WORK TO DO: Repeat the entries that follow verbatim, without any of their pictures.

ENTRIES PROVIDED:
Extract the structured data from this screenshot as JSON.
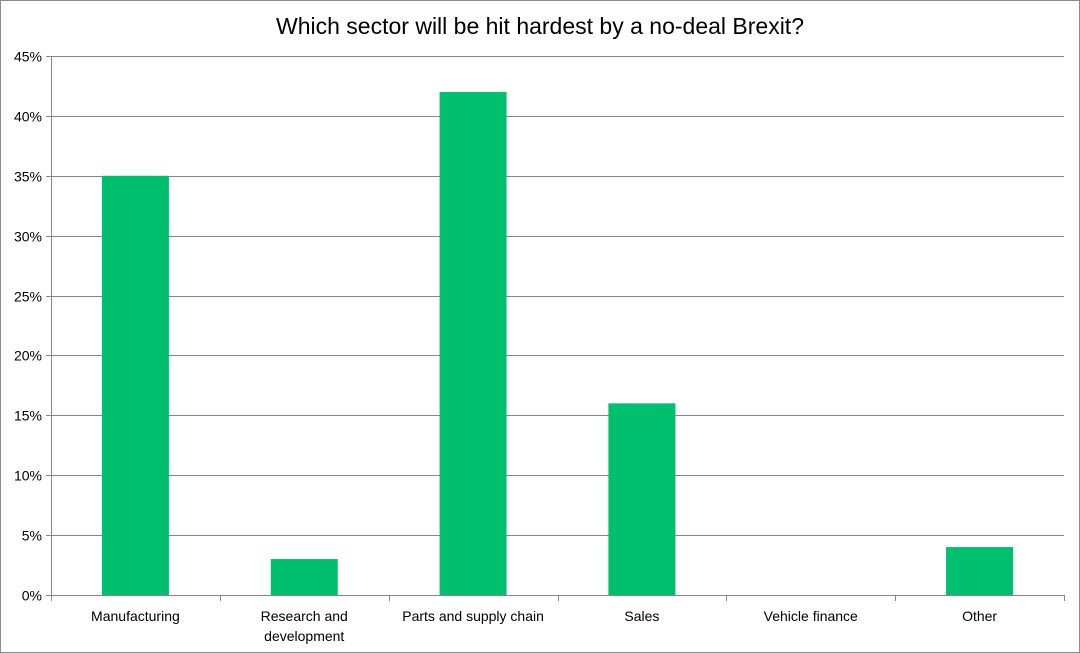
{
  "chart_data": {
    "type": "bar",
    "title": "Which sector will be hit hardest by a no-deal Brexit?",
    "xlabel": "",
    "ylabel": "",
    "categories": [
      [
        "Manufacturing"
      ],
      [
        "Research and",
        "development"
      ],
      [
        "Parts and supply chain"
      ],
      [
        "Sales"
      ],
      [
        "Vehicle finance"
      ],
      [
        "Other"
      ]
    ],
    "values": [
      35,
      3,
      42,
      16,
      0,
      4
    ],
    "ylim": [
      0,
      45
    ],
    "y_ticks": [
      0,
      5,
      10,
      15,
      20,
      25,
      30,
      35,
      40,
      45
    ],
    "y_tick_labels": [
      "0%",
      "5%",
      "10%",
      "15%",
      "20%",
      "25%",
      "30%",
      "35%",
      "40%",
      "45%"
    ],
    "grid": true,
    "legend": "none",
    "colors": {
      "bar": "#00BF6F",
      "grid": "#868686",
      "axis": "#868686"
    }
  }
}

RESPONSE TO THIS EXERCISE:
Extract the structured data from this screenshot as JSON.
{
  "chart_data": {
    "type": "bar",
    "title": "Which sector will be hit hardest by a no-deal Brexit?",
    "xlabel": "",
    "ylabel": "",
    "categories": [
      [
        "Manufacturing"
      ],
      [
        "Research and",
        "development"
      ],
      [
        "Parts and supply chain"
      ],
      [
        "Sales"
      ],
      [
        "Vehicle finance"
      ],
      [
        "Other"
      ]
    ],
    "values": [
      35,
      3,
      42,
      16,
      0,
      4
    ],
    "ylim": [
      0,
      45
    ],
    "y_ticks": [
      0,
      5,
      10,
      15,
      20,
      25,
      30,
      35,
      40,
      45
    ],
    "y_tick_labels": [
      "0%",
      "5%",
      "10%",
      "15%",
      "20%",
      "25%",
      "30%",
      "35%",
      "40%",
      "45%"
    ],
    "grid": true,
    "legend": "none",
    "colors": {
      "bar": "#00BF6F",
      "grid": "#868686",
      "axis": "#868686"
    }
  }
}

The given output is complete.